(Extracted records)

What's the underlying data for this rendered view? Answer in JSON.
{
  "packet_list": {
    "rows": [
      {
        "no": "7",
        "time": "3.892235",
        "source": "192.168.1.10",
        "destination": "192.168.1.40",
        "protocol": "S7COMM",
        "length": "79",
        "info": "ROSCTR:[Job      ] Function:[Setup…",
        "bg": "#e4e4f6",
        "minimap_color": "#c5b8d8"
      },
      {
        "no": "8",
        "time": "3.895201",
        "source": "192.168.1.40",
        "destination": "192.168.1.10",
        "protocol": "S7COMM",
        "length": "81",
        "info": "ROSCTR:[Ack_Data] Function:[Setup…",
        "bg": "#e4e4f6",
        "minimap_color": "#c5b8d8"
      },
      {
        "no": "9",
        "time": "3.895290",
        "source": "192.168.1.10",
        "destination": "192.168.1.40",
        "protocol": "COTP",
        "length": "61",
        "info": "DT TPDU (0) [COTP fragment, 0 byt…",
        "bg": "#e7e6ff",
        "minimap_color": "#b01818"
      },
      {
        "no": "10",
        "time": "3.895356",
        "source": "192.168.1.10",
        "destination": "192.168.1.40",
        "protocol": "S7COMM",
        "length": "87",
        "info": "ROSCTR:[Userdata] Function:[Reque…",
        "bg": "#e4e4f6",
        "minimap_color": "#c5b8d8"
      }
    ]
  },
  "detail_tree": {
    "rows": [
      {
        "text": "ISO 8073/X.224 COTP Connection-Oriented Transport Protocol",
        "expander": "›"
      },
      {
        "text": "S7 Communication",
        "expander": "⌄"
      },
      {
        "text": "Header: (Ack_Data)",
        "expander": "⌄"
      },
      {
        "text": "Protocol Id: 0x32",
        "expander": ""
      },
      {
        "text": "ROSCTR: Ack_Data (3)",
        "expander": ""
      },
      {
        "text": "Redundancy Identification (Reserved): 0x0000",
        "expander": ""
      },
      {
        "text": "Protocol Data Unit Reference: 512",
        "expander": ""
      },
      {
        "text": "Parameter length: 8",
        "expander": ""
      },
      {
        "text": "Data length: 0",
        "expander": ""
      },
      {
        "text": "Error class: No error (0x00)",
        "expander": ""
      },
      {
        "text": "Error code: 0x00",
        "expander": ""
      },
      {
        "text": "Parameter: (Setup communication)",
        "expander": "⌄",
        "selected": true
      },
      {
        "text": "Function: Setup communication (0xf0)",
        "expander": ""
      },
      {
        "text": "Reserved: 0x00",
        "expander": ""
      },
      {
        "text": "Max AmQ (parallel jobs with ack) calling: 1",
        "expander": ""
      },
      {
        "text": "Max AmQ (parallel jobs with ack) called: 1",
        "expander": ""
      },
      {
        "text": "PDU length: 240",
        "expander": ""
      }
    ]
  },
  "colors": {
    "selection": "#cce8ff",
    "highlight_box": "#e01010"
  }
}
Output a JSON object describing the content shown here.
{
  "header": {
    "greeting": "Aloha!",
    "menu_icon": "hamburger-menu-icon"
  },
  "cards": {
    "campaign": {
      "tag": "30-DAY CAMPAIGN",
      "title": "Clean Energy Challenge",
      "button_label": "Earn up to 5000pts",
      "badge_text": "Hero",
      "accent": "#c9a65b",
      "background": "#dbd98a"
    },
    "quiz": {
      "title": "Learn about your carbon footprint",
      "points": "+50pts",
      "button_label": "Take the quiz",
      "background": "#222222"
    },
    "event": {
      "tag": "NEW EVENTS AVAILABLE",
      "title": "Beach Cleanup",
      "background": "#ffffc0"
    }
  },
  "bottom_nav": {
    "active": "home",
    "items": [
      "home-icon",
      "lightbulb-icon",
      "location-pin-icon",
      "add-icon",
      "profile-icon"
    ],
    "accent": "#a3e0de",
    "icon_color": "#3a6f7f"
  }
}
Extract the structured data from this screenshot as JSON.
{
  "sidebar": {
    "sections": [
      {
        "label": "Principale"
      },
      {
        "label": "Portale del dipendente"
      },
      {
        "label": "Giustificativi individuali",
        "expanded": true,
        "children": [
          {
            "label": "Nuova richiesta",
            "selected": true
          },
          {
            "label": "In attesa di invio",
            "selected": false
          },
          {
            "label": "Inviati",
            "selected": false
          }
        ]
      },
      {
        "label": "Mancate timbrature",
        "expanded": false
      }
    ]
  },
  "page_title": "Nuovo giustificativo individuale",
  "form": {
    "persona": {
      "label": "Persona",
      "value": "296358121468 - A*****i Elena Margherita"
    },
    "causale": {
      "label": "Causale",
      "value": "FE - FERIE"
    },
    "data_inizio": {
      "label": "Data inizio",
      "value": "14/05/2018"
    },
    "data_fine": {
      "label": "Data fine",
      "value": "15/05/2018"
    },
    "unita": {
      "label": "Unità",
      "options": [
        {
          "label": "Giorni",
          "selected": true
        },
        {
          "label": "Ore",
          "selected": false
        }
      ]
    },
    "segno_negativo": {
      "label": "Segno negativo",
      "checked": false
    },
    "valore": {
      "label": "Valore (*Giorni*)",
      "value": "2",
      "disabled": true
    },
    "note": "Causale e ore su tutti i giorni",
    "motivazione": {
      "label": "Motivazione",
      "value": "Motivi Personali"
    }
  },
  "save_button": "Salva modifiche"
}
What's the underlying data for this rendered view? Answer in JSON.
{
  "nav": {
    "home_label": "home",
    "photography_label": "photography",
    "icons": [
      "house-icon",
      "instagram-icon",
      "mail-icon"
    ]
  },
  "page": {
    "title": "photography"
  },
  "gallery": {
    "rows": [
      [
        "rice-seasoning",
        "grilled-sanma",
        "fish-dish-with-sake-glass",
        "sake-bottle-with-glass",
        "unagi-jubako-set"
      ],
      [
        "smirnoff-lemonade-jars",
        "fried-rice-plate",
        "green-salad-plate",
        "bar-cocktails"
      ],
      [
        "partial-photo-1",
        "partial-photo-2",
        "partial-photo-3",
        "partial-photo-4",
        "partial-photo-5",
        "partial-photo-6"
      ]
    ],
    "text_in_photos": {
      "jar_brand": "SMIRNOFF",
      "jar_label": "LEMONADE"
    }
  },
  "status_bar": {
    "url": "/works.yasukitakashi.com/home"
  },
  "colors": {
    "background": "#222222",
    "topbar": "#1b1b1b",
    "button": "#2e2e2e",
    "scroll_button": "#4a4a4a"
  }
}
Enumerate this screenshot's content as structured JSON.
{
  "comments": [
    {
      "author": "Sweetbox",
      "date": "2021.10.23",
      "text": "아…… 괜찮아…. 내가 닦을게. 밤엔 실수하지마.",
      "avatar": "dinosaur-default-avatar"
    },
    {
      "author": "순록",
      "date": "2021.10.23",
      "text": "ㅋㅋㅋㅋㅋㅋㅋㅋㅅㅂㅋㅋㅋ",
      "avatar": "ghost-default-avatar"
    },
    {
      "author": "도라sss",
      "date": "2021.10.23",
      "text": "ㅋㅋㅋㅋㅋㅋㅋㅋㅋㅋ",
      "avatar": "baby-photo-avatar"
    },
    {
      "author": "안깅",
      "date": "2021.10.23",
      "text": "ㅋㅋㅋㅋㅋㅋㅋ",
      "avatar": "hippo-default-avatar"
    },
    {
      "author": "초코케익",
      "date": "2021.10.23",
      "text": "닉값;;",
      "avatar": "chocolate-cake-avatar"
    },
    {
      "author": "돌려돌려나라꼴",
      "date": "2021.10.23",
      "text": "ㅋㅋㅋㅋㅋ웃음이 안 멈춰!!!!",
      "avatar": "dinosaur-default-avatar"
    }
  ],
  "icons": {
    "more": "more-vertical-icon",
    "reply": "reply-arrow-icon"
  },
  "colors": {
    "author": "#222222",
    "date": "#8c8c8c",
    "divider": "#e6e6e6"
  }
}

=== What is needed ===
Print back all the lines verbatim.

=== Finished exercise ===
What's the underlying data for this rendered view? Answer in JSON.
{
  "packet_list": {
    "rows": [
      {
        "no": "7",
        "time": "3.892235",
        "source": "192.168.1.10",
        "destination": "192.168.1.40",
        "protocol": "S7COMM",
        "length": "79",
        "info": "ROSCTR:[Job      ] Function:[Setup…",
        "bg": "#e4e4f6",
        "minimap_color": "#c5b8d8"
      },
      {
        "no": "8",
        "time": "3.895201",
        "source": "192.168.1.40",
        "destination": "192.168.1.10",
        "protocol": "S7COMM",
        "length": "81",
        "info": "ROSCTR:[Ack_Data] Function:[Setup…",
        "bg": "#e4e4f6",
        "minimap_color": "#c5b8d8"
      },
      {
        "no": "9",
        "time": "3.895290",
        "source": "192.168.1.10",
        "destination": "192.168.1.40",
        "protocol": "COTP",
        "length": "61",
        "info": "DT TPDU (0) [COTP fragment, 0 byt…",
        "bg": "#e7e6ff",
        "minimap_color": "#b01818"
      },
      {
        "no": "10",
        "time": "3.895356",
        "source": "192.168.1.10",
        "destination": "192.168.1.40",
        "protocol": "S7COMM",
        "length": "87",
        "info": "ROSCTR:[Userdata] Function:[Reque…",
        "bg": "#e4e4f6",
        "minimap_color": "#c5b8d8"
      }
    ]
  },
  "detail_tree": {
    "rows": [
      {
        "text": "ISO 8073/X.224 COTP Connection-Oriented Transport Protocol",
        "expander": "›"
      },
      {
        "text": "S7 Communication",
        "expander": "⌄"
      },
      {
        "text": "Header: (Ack_Data)",
        "expander": "⌄"
      },
      {
        "text": "Protocol Id: 0x32",
        "expander": ""
      },
      {
        "text": "ROSCTR: Ack_Data (3)",
        "expander": ""
      },
      {
        "text": "Redundancy Identification (Reserved): 0x0000",
        "expander": ""
      },
      {
        "text": "Protocol Data Unit Reference: 512",
        "expander": ""
      },
      {
        "text": "Parameter length: 8",
        "expander": ""
      },
      {
        "text": "Data length: 0",
        "expander": ""
      },
      {
        "text": "Error class: No error (0x00)",
        "expander": ""
      },
      {
        "text": "Error code: 0x00",
        "expander": ""
      },
      {
        "text": "Parameter: (Setup communication)",
        "expander": "⌄",
        "selected": true
      },
      {
        "text": "Function: Setup communication (0xf0)",
        "expander": ""
      },
      {
        "text": "Reserved: 0x00",
        "expander": ""
      },
      {
        "text": "Max AmQ (parallel jobs with ack) calling: 1",
        "expander": ""
      },
      {
        "text": "Max AmQ (parallel jobs with ack) called: 1",
        "expander": ""
      },
      {
        "text": "PDU length: 240",
        "expander": ""
      }
    ]
  },
  "colors": {
    "selection": "#cce8ff",
    "highlight_box": "#e01010"
  }
}
Output a JSON object describing the content shown here.
{
  "header": {
    "greeting": "Aloha!",
    "menu_icon": "hamburger-menu-icon"
  },
  "cards": {
    "campaign": {
      "tag": "30-DAY CAMPAIGN",
      "title": "Clean Energy Challenge",
      "button_label": "Earn up to 5000pts",
      "badge_text": "Hero",
      "accent": "#c9a65b",
      "background": "#dbd98a"
    },
    "quiz": {
      "title": "Learn about your carbon footprint",
      "points": "+50pts",
      "button_label": "Take the quiz",
      "background": "#222222"
    },
    "event": {
      "tag": "NEW EVENTS AVAILABLE",
      "title": "Beach Cleanup",
      "background": "#ffffc0"
    }
  },
  "bottom_nav": {
    "active": "home",
    "items": [
      "home-icon",
      "lightbulb-icon",
      "location-pin-icon",
      "add-icon",
      "profile-icon"
    ],
    "accent": "#a3e0de",
    "icon_color": "#3a6f7f"
  }
}
Extract the structured data from this screenshot as JSON.
{
  "sidebar": {
    "sections": [
      {
        "label": "Principale"
      },
      {
        "label": "Portale del dipendente"
      },
      {
        "label": "Giustificativi individuali",
        "expanded": true,
        "children": [
          {
            "label": "Nuova richiesta",
            "selected": true
          },
          {
            "label": "In attesa di invio",
            "selected": false
          },
          {
            "label": "Inviati",
            "selected": false
          }
        ]
      },
      {
        "label": "Mancate timbrature",
        "expanded": false
      }
    ]
  },
  "page_title": "Nuovo giustificativo individuale",
  "form": {
    "persona": {
      "label": "Persona",
      "value": "296358121468 - A*****i Elena Margherita"
    },
    "causale": {
      "label": "Causale",
      "value": "FE - FERIE"
    },
    "data_inizio": {
      "label": "Data inizio",
      "value": "14/05/2018"
    },
    "data_fine": {
      "label": "Data fine",
      "value": "15/05/2018"
    },
    "unita": {
      "label": "Unità",
      "options": [
        {
          "label": "Giorni",
          "selected": true
        },
        {
          "label": "Ore",
          "selected": false
        }
      ]
    },
    "segno_negativo": {
      "label": "Segno negativo",
      "checked": false
    },
    "valore": {
      "label": "Valore (*Giorni*)",
      "value": "2",
      "disabled": true
    },
    "note": "Causale e ore su tutti i giorni",
    "motivazione": {
      "label": "Motivazione",
      "value": "Motivi Personali"
    }
  },
  "save_button": "Salva modifiche"
}
What's the underlying data for this rendered view? Answer in JSON.
{
  "nav": {
    "home_label": "home",
    "photography_label": "photography",
    "icons": [
      "house-icon",
      "instagram-icon",
      "mail-icon"
    ]
  },
  "page": {
    "title": "photography"
  },
  "gallery": {
    "rows": [
      [
        "rice-seasoning",
        "grilled-sanma",
        "fish-dish-with-sake-glass",
        "sake-bottle-with-glass",
        "unagi-jubako-set"
      ],
      [
        "smirnoff-lemonade-jars",
        "fried-rice-plate",
        "green-salad-plate",
        "bar-cocktails"
      ],
      [
        "partial-photo-1",
        "partial-photo-2",
        "partial-photo-3",
        "partial-photo-4",
        "partial-photo-5",
        "partial-photo-6"
      ]
    ],
    "text_in_photos": {
      "jar_brand": "SMIRNOFF",
      "jar_label": "LEMONADE"
    }
  },
  "status_bar": {
    "url": "/works.yasukitakashi.com/home"
  },
  "colors": {
    "background": "#222222",
    "topbar": "#1b1b1b",
    "button": "#2e2e2e",
    "scroll_button": "#4a4a4a"
  }
}
Enumerate this screenshot's content as structured JSON.
{
  "comments": [
    {
      "author": "Sweetbox",
      "date": "2021.10.23",
      "text": "아…… 괜찮아…. 내가 닦을게. 밤엔 실수하지마.",
      "avatar": "dinosaur-default-avatar"
    },
    {
      "author": "순록",
      "date": "2021.10.23",
      "text": "ㅋㅋㅋㅋㅋㅋㅋㅋㅅㅂㅋㅋㅋ",
      "avatar": "ghost-default-avatar"
    },
    {
      "author": "도라sss",
      "date": "2021.10.23",
      "text": "ㅋㅋㅋㅋㅋㅋㅋㅋㅋㅋ",
      "avatar": "baby-photo-avatar"
    },
    {
      "author": "안깅",
      "date": "2021.10.23",
      "text": "ㅋㅋㅋㅋㅋㅋㅋ",
      "avatar": "hippo-default-avatar"
    },
    {
      "author": "초코케익",
      "date": "2021.10.23",
      "text": "닉값;;",
      "avatar": "chocolate-cake-avatar"
    },
    {
      "author": "돌려돌려나라꼴",
      "date": "2021.10.23",
      "text": "ㅋㅋㅋㅋㅋ웃음이 안 멈춰!!!!",
      "avatar": "dinosaur-default-avatar"
    }
  ],
  "icons": {
    "more": "more-vertical-icon",
    "reply": "reply-arrow-icon"
  },
  "colors": {
    "author": "#222222",
    "date": "#8c8c8c",
    "divider": "#e6e6e6"
  }
}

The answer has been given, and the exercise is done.